##### Source data #####
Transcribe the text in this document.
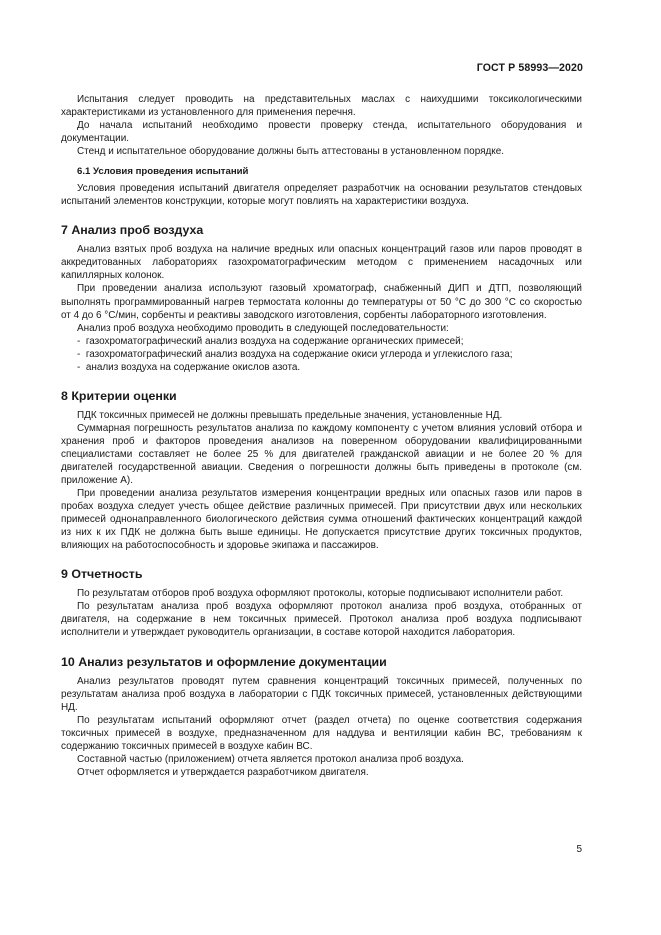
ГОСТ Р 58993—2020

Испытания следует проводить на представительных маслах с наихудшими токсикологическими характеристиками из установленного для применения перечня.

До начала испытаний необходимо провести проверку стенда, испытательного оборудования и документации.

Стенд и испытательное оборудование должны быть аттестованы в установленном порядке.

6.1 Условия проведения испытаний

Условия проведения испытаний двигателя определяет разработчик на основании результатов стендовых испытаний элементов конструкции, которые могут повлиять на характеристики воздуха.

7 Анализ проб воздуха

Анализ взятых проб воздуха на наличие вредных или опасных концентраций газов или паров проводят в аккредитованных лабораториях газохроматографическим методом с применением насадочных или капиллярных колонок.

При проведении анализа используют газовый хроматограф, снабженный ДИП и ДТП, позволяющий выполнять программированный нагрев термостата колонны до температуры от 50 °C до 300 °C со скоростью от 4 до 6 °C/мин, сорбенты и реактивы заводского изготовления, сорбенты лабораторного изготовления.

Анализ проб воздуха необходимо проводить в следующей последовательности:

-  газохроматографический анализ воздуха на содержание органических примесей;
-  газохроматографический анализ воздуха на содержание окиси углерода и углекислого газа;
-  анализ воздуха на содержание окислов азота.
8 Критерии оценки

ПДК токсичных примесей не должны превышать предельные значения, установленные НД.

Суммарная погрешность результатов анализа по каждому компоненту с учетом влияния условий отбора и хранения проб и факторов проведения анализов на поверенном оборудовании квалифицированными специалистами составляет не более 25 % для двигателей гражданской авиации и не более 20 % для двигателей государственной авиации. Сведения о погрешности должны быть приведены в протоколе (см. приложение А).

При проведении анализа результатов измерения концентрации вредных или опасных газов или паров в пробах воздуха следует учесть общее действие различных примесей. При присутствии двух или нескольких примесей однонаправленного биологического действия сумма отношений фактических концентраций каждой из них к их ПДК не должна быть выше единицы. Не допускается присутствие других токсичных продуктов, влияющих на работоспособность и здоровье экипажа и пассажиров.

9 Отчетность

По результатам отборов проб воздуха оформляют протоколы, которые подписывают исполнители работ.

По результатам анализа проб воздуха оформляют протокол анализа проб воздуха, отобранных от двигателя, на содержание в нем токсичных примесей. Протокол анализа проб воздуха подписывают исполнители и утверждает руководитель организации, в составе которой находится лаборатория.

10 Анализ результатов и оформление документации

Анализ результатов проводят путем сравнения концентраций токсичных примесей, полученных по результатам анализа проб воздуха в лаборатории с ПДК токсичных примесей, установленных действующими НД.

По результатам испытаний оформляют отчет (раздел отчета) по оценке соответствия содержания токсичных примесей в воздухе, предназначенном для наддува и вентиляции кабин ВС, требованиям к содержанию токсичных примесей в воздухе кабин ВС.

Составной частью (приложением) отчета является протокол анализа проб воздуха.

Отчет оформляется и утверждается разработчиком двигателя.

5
#####
Task instructions: Look through the entries above; copy every line holding the string "испытаний".

Full output:
До начала испытаний необходимо провести проверку стенда, испытательного оборудования и документации.
6.1 Условия проведения испытаний
Условия проведения испытаний двигателя определяет разработчик на основании результатов стендовых испытаний элементов конструкции, которые могут повлиять на характеристики воздуха.
По результатам испытаний оформляют отчет (раздел отчета) по оценке соответствия содержания токсичных примесей в воздухе, предназначенном для наддува и вентиляции кабин ВС, требованиям к содержанию токсичных примесей в воздухе кабин ВС.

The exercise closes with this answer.